STATED TASK:
Select and reproduce each line of the listing below that bears the string "Sarah".

──────── INPUT MATERIAL

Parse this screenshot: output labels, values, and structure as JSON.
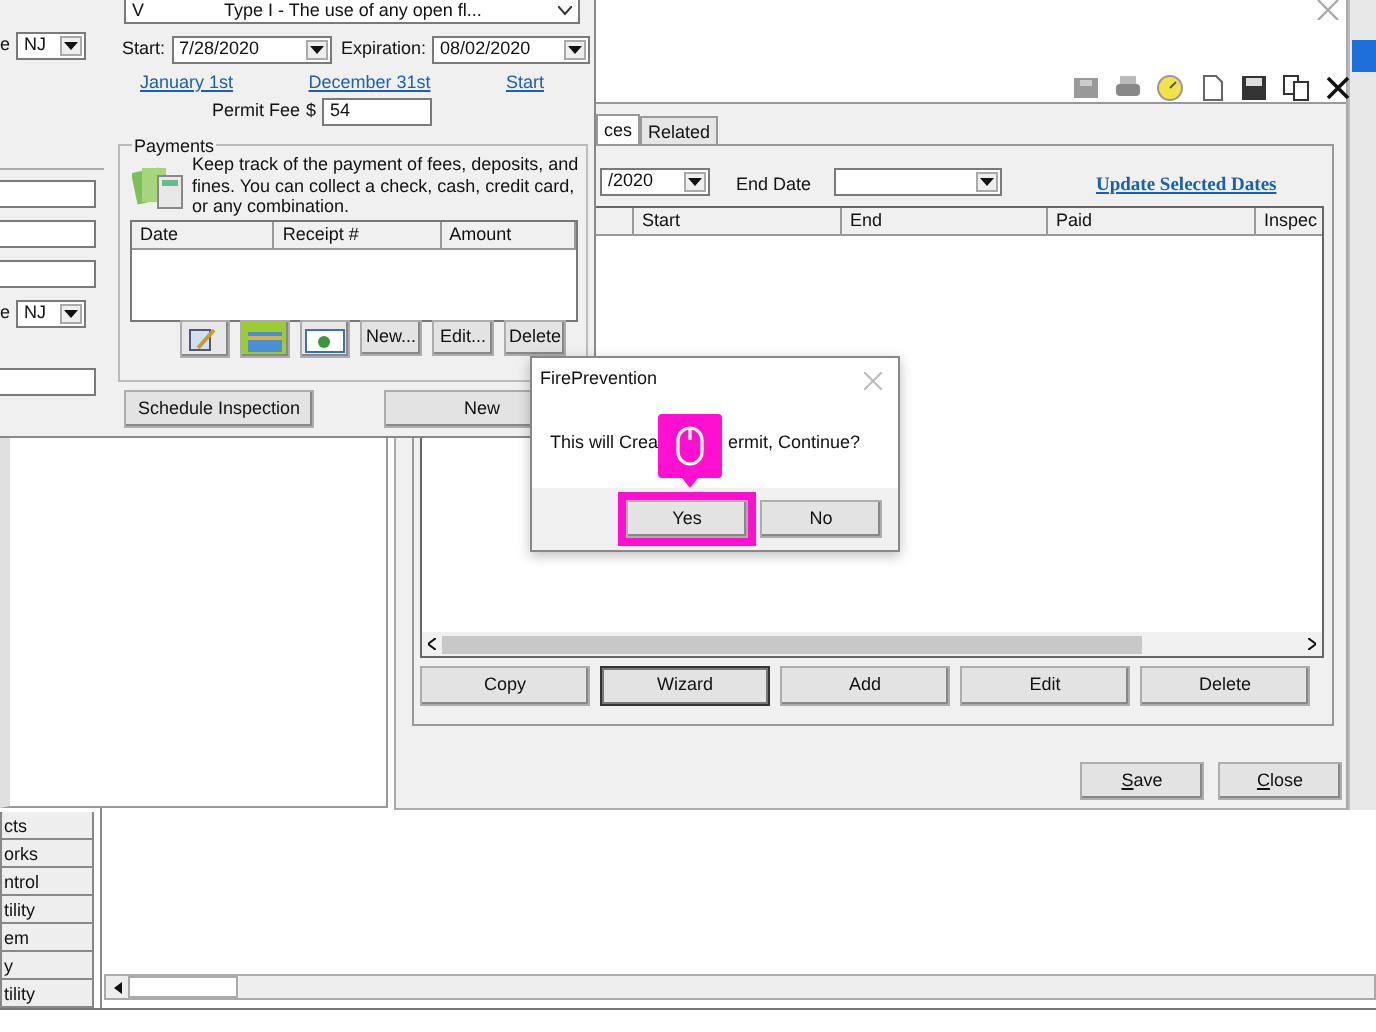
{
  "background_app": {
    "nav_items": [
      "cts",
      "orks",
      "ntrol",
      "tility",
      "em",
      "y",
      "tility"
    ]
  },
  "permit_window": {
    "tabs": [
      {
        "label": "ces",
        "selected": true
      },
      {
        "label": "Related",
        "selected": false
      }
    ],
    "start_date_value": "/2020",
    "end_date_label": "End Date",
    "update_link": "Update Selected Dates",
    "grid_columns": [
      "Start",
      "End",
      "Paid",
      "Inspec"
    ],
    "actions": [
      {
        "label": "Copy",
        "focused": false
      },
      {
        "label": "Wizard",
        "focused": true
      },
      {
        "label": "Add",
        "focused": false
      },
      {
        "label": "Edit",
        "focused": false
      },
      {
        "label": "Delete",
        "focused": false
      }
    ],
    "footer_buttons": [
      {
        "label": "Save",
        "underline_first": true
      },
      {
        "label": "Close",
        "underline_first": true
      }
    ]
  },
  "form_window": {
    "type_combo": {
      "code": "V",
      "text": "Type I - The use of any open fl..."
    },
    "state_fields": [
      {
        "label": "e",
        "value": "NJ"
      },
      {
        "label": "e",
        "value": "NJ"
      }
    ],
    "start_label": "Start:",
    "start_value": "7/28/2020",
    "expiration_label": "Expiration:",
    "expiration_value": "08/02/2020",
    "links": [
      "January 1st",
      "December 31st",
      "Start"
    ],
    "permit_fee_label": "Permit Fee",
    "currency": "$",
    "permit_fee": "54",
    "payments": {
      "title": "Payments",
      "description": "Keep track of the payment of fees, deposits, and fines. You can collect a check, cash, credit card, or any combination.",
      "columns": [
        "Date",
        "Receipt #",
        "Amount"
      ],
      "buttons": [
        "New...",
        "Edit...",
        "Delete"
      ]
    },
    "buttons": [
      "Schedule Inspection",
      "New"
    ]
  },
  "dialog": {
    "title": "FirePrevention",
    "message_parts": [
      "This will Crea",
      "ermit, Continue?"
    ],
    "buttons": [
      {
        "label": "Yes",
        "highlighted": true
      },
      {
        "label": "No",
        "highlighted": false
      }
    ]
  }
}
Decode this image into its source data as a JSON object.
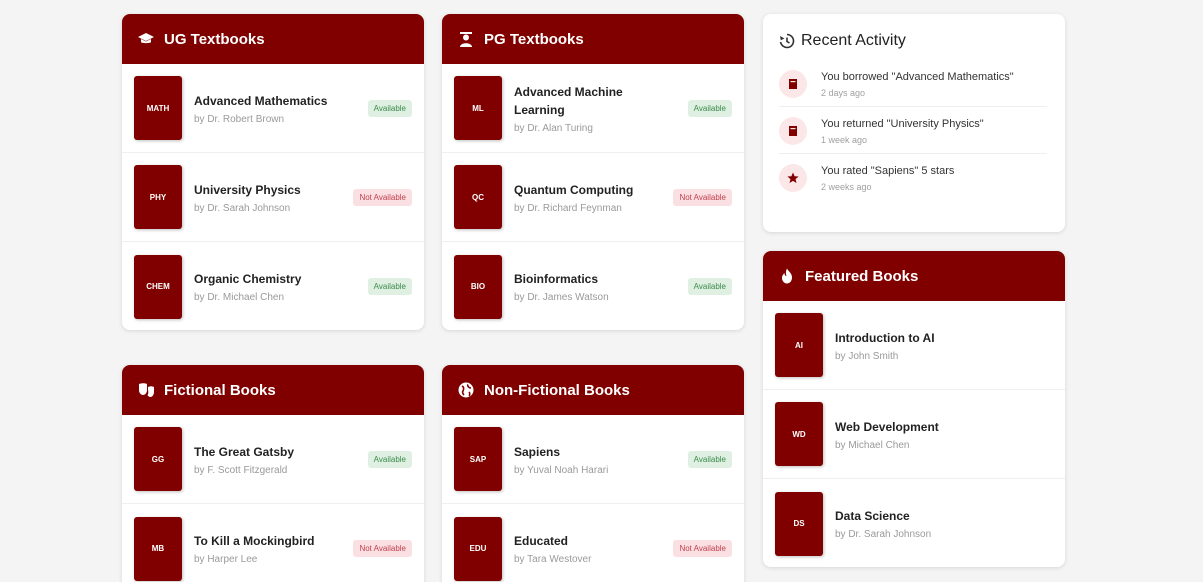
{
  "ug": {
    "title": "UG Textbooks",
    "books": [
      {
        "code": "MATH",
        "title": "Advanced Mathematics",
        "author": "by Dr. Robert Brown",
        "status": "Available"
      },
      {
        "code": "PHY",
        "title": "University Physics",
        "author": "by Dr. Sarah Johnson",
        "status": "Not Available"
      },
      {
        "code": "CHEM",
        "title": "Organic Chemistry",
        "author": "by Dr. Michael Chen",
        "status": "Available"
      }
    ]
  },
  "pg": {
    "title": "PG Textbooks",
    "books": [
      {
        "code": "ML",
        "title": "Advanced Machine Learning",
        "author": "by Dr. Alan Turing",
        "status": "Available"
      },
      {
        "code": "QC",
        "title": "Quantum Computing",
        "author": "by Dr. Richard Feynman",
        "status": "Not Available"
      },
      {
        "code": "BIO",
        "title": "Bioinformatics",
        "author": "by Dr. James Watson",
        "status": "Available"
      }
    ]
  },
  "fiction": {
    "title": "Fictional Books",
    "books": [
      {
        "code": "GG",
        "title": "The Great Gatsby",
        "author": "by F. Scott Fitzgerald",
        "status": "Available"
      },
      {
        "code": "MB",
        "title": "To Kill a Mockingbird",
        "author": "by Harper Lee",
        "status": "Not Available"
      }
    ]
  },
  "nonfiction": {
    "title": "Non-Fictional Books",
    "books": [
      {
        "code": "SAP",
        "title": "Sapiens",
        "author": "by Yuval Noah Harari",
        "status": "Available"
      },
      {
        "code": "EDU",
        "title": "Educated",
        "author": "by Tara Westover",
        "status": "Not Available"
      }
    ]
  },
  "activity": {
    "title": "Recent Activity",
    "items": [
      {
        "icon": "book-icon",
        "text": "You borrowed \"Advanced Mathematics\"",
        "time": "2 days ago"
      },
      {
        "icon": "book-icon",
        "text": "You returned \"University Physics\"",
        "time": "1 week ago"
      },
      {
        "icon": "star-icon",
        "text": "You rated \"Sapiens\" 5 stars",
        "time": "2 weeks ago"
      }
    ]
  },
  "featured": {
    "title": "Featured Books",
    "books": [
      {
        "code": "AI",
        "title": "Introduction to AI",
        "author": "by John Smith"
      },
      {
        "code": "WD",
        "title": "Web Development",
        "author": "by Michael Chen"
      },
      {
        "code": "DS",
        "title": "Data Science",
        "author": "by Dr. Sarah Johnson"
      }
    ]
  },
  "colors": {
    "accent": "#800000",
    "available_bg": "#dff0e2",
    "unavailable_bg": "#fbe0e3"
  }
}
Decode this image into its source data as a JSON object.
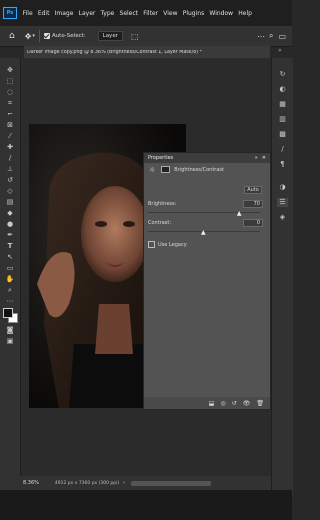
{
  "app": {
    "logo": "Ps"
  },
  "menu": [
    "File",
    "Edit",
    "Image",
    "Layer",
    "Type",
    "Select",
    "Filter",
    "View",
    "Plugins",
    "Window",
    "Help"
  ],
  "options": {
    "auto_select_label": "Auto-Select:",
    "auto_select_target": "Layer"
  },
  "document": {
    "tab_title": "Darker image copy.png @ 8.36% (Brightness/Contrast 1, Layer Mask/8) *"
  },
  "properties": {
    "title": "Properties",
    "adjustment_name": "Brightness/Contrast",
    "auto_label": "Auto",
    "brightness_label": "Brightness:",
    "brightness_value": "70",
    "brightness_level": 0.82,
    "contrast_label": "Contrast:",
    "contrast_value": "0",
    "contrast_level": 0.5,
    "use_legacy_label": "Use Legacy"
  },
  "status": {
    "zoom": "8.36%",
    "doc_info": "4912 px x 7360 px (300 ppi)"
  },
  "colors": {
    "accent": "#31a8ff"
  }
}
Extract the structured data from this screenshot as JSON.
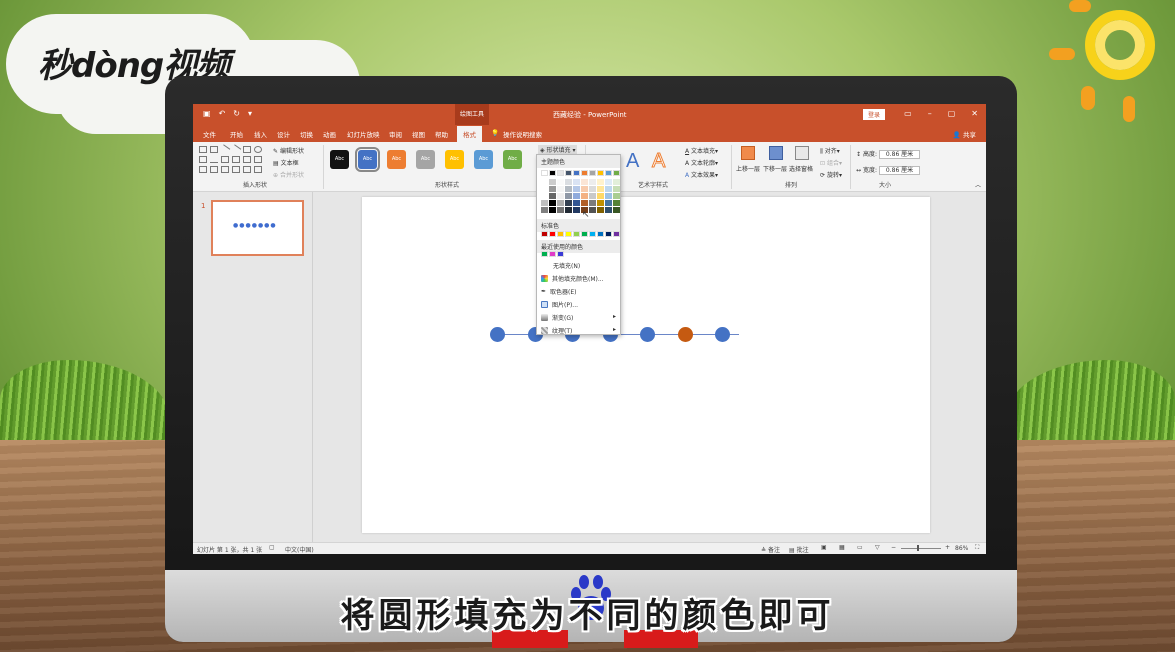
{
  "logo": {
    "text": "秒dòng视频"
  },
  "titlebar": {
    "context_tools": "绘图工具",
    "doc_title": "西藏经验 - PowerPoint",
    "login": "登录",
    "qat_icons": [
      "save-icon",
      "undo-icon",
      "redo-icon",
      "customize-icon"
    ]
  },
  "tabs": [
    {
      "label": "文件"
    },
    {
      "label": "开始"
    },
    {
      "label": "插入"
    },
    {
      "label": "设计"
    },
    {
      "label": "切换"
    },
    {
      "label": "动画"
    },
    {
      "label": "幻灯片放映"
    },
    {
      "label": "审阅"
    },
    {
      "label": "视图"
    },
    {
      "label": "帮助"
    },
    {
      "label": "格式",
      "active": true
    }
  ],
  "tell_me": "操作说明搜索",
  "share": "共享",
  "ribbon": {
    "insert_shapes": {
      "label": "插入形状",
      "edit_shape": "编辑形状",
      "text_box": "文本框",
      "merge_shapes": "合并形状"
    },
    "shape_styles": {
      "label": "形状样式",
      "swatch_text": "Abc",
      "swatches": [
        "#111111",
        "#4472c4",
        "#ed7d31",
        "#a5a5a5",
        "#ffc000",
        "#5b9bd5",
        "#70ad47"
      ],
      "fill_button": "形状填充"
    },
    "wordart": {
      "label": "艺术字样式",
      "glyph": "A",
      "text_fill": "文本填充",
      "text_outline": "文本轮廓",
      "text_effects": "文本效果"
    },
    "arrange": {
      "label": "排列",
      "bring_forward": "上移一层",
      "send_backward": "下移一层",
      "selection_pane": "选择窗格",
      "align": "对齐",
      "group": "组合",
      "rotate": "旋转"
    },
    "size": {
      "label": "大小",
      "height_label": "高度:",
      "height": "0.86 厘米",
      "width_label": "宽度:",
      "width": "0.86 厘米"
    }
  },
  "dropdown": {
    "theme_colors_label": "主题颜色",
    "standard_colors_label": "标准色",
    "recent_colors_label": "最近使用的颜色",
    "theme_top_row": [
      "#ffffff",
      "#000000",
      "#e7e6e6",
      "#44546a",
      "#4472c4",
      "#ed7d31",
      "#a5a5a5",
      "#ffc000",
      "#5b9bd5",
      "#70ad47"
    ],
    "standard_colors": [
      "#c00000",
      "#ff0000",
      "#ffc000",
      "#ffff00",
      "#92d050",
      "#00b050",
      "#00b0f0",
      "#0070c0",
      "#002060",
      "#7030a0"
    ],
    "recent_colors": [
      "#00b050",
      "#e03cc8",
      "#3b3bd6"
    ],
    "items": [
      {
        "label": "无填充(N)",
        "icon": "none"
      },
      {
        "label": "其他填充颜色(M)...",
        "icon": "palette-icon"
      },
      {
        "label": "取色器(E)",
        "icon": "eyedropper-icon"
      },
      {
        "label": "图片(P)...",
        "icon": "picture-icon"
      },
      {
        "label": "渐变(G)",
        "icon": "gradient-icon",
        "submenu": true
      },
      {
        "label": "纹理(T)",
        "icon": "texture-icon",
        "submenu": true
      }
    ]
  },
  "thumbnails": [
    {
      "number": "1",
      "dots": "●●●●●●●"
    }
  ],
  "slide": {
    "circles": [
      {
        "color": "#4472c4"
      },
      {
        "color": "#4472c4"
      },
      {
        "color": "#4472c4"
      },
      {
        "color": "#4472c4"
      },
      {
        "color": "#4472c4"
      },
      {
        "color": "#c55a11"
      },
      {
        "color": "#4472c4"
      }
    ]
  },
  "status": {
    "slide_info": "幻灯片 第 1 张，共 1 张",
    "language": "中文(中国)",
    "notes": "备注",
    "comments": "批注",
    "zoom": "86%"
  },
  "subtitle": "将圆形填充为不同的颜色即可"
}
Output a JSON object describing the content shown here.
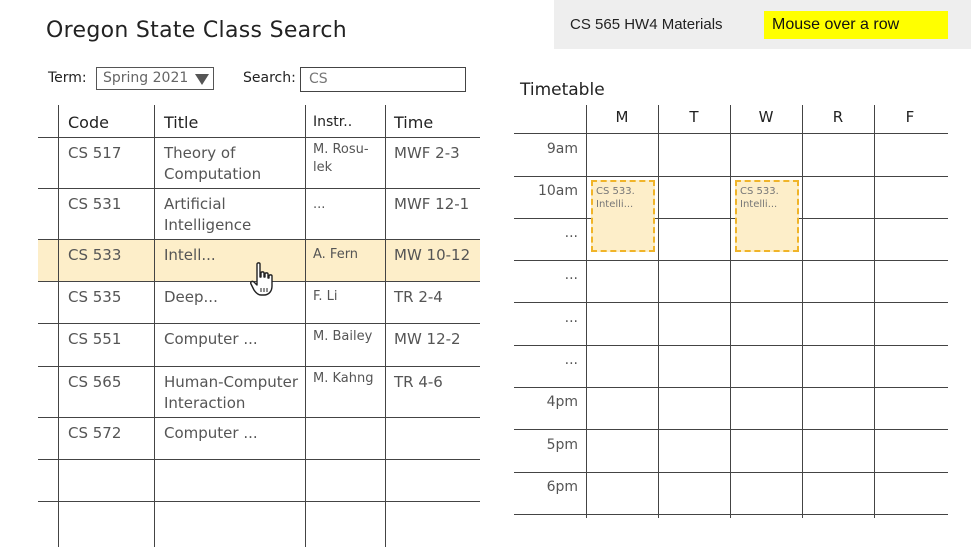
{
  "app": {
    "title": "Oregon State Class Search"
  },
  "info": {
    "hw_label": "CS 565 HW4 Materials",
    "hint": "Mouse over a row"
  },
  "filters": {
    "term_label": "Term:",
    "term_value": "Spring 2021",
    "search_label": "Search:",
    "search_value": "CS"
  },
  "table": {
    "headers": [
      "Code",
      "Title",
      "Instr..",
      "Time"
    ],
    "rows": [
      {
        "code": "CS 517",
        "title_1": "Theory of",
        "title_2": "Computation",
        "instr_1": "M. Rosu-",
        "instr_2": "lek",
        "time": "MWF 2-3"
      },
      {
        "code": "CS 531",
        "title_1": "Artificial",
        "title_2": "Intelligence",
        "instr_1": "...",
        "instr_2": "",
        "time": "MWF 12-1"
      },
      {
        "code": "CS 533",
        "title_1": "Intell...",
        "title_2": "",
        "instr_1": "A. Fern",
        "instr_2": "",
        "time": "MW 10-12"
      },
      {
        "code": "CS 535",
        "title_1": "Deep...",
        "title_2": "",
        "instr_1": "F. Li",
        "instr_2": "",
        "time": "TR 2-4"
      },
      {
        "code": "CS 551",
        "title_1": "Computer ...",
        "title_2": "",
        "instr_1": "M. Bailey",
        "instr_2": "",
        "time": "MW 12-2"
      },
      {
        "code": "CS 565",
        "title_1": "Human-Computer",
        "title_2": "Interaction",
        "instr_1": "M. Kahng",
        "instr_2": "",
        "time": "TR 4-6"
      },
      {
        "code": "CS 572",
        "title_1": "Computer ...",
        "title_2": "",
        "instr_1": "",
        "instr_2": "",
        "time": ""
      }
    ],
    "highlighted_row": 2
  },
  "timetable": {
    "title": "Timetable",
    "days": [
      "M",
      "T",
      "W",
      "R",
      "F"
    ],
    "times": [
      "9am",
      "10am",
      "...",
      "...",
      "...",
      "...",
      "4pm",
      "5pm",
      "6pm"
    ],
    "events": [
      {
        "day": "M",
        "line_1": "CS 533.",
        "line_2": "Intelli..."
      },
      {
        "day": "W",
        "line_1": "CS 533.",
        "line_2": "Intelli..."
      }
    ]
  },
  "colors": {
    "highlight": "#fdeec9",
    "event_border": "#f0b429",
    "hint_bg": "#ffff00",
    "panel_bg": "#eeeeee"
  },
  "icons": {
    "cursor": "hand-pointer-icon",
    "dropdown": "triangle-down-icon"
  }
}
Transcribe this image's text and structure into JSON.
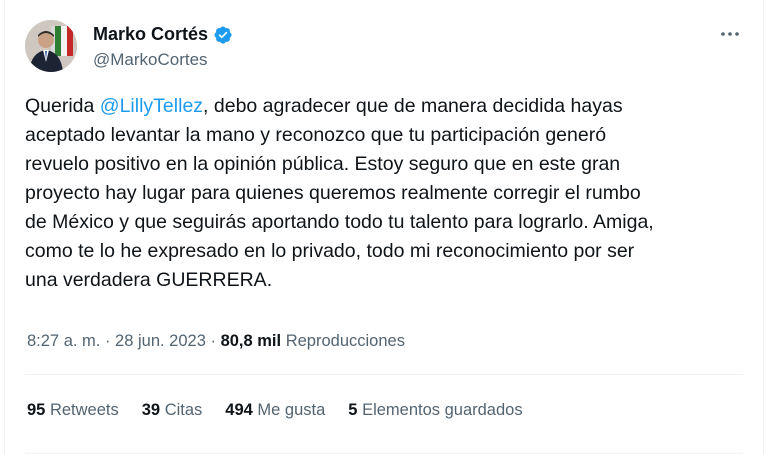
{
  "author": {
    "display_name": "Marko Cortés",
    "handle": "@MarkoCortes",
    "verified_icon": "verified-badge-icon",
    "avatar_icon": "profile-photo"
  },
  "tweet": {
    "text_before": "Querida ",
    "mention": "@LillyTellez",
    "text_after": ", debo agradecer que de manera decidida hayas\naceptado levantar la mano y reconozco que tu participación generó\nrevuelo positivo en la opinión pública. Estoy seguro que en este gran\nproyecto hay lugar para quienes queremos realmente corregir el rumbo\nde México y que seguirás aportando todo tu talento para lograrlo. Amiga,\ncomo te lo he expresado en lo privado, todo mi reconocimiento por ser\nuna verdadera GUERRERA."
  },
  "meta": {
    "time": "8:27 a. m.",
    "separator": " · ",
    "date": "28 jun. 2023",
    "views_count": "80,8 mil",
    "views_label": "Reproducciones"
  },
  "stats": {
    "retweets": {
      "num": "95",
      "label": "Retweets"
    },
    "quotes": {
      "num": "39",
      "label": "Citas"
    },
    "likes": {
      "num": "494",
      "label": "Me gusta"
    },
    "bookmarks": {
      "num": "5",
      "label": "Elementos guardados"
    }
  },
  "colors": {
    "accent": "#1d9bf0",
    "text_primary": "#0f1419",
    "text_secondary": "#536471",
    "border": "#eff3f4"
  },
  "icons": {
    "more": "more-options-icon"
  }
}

────────────────

RESPONSE BELOW:
        "author": "by Dr. Sarah Johnson",
        "author": "by Dr. Sarah Johnson"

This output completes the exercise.